* _Source material_:

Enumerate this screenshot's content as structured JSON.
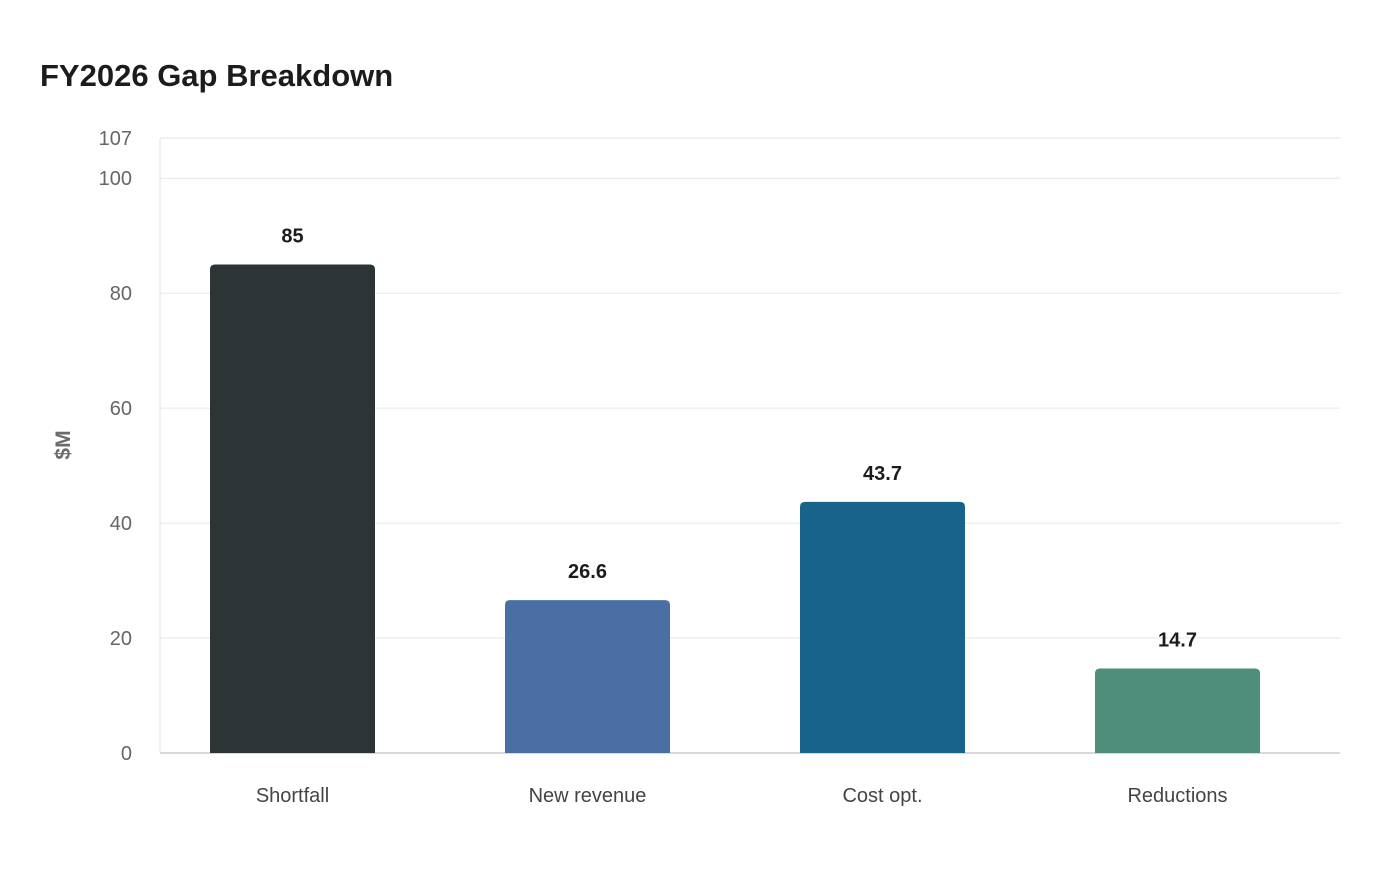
{
  "chart_data": {
    "type": "bar",
    "title": "FY2026 Gap Breakdown",
    "xlabel": "",
    "ylabel": "$M",
    "categories": [
      "Shortfall",
      "New revenue",
      "Cost opt.",
      "Reductions"
    ],
    "values": [
      85,
      26.6,
      43.7,
      14.7
    ],
    "value_labels": [
      "85",
      "26.6",
      "43.7",
      "14.7"
    ],
    "colors": [
      "#2d3436",
      "#4a6fa5",
      "#18638a",
      "#4e8e7a"
    ],
    "ylim": [
      0,
      107
    ],
    "yticks": [
      0,
      20,
      40,
      60,
      80,
      100,
      107
    ],
    "grid": true,
    "legend": "none"
  }
}
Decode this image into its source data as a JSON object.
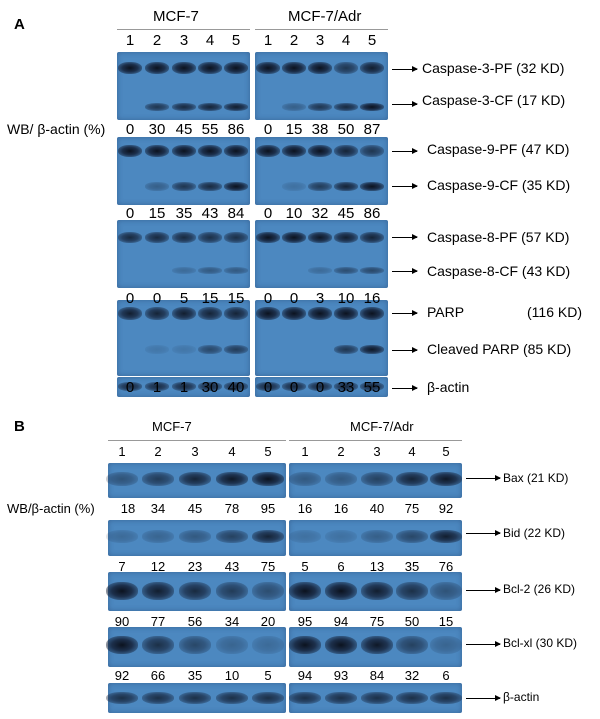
{
  "panel_a": {
    "letter": "A",
    "cell_lines": [
      "MCF-7",
      "MCF-7/Adr"
    ],
    "lanes": [
      "1",
      "2",
      "3",
      "4",
      "5"
    ],
    "wb_label": "WB/ β-actin (%)",
    "rows": [
      {
        "labels": [
          "Caspase-3-PF (32 KD)",
          "Caspase-3-CF (17 KD)"
        ],
        "values_left": [
          "0",
          "30",
          "45",
          "55",
          "86"
        ],
        "values_right": [
          "0",
          "15",
          "38",
          "50",
          "87"
        ]
      },
      {
        "labels": [
          "Caspase-9-PF (47 KD)",
          "Caspase-9-CF (35 KD)"
        ],
        "values_left": [
          "0",
          "15",
          "35",
          "43",
          "84"
        ],
        "values_right": [
          "0",
          "10",
          "32",
          "45",
          "86"
        ]
      },
      {
        "labels": [
          "Caspase-8-PF (57 KD)",
          "Caspase-8-CF (43 KD)"
        ],
        "values_left": [
          "0",
          "0",
          "5",
          "15",
          "15"
        ],
        "values_right": [
          "0",
          "0",
          "3",
          "10",
          "16"
        ]
      },
      {
        "labels": [
          "PARP",
          "Cleaved PARP (85 KD)"
        ],
        "extra": "(116 KD)",
        "values_left": [
          "0",
          "1",
          "1",
          "30",
          "40"
        ],
        "values_right": [
          "0",
          "0",
          "0",
          "33",
          "55"
        ]
      },
      {
        "labels": [
          "β-actin"
        ]
      }
    ]
  },
  "panel_b": {
    "letter": "B",
    "cell_lines": [
      "MCF-7",
      "MCF-7/Adr"
    ],
    "lanes": [
      "1",
      "2",
      "3",
      "4",
      "5"
    ],
    "wb_label": "WB/β-actin (%)",
    "rows": [
      {
        "label": "Bax (21 KD)",
        "values_left": [
          "18",
          "34",
          "45",
          "78",
          "95"
        ],
        "values_right": [
          "16",
          "16",
          "40",
          "75",
          "92"
        ]
      },
      {
        "label": "Bid (22 KD)",
        "values_left": [
          "7",
          "12",
          "23",
          "43",
          "75"
        ],
        "values_right": [
          "5",
          "6",
          "13",
          "35",
          "76"
        ]
      },
      {
        "label": "Bcl-2 (26 KD)",
        "values_left": [
          "90",
          "77",
          "56",
          "34",
          "20"
        ],
        "values_right": [
          "95",
          "94",
          "75",
          "50",
          "15"
        ]
      },
      {
        "label": "Bcl-xl (30 KD)",
        "values_left": [
          "92",
          "66",
          "35",
          "10",
          "5"
        ],
        "values_right": [
          "94",
          "93",
          "84",
          "32",
          "6"
        ]
      },
      {
        "label": "β-actin"
      }
    ]
  }
}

* _Task to carry out_:
Repeat the entries exactly and keep the pictures out of the copy.

* _Response to the task_:
Enumerate this screenshot's content as structured JSON.
{
  "chart_data": {
    "type": "bar",
    "title": "FY2026 Gap Breakdown",
    "xlabel": "",
    "ylabel": "$M",
    "categories": [
      "Shortfall",
      "New revenue",
      "Cost opt.",
      "Reductions"
    ],
    "values": [
      85,
      26.6,
      43.7,
      14.7
    ],
    "value_labels": [
      "85",
      "26.6",
      "43.7",
      "14.7"
    ],
    "colors": [
      "#2d3436",
      "#4a6fa5",
      "#18638a",
      "#4e8e7a"
    ],
    "ylim": [
      0,
      107
    ],
    "yticks": [
      0,
      20,
      40,
      60,
      80,
      100,
      107
    ],
    "grid": true,
    "legend": "none"
  }
}
Decode this image into its source data as a JSON object.
{
  "panel_a": {
    "letter": "A",
    "cell_lines": [
      "MCF-7",
      "MCF-7/Adr"
    ],
    "lanes": [
      "1",
      "2",
      "3",
      "4",
      "5"
    ],
    "wb_label": "WB/ β-actin (%)",
    "rows": [
      {
        "labels": [
          "Caspase-3-PF (32 KD)",
          "Caspase-3-CF (17 KD)"
        ],
        "values_left": [
          "0",
          "30",
          "45",
          "55",
          "86"
        ],
        "values_right": [
          "0",
          "15",
          "38",
          "50",
          "87"
        ]
      },
      {
        "labels": [
          "Caspase-9-PF (47 KD)",
          "Caspase-9-CF (35 KD)"
        ],
        "values_left": [
          "0",
          "15",
          "35",
          "43",
          "84"
        ],
        "values_right": [
          "0",
          "10",
          "32",
          "45",
          "86"
        ]
      },
      {
        "labels": [
          "Caspase-8-PF (57 KD)",
          "Caspase-8-CF (43 KD)"
        ],
        "values_left": [
          "0",
          "0",
          "5",
          "15",
          "15"
        ],
        "values_right": [
          "0",
          "0",
          "3",
          "10",
          "16"
        ]
      },
      {
        "labels": [
          "PARP",
          "Cleaved PARP (85 KD)"
        ],
        "extra": "(116 KD)",
        "values_left": [
          "0",
          "1",
          "1",
          "30",
          "40"
        ],
        "values_right": [
          "0",
          "0",
          "0",
          "33",
          "55"
        ]
      },
      {
        "labels": [
          "β-actin"
        ]
      }
    ]
  },
  "panel_b": {
    "letter": "B",
    "cell_lines": [
      "MCF-7",
      "MCF-7/Adr"
    ],
    "lanes": [
      "1",
      "2",
      "3",
      "4",
      "5"
    ],
    "wb_label": "WB/β-actin (%)",
    "rows": [
      {
        "label": "Bax (21 KD)",
        "values_left": [
          "18",
          "34",
          "45",
          "78",
          "95"
        ],
        "values_right": [
          "16",
          "16",
          "40",
          "75",
          "92"
        ]
      },
      {
        "label": "Bid (22 KD)",
        "values_left": [
          "7",
          "12",
          "23",
          "43",
          "75"
        ],
        "values_right": [
          "5",
          "6",
          "13",
          "35",
          "76"
        ]
      },
      {
        "label": "Bcl-2 (26 KD)",
        "values_left": [
          "90",
          "77",
          "56",
          "34",
          "20"
        ],
        "values_right": [
          "95",
          "94",
          "75",
          "50",
          "15"
        ]
      },
      {
        "label": "Bcl-xl (30 KD)",
        "values_left": [
          "92",
          "66",
          "35",
          "10",
          "5"
        ],
        "values_right": [
          "94",
          "93",
          "84",
          "32",
          "6"
        ]
      },
      {
        "label": "β-actin"
      }
    ]
  }
}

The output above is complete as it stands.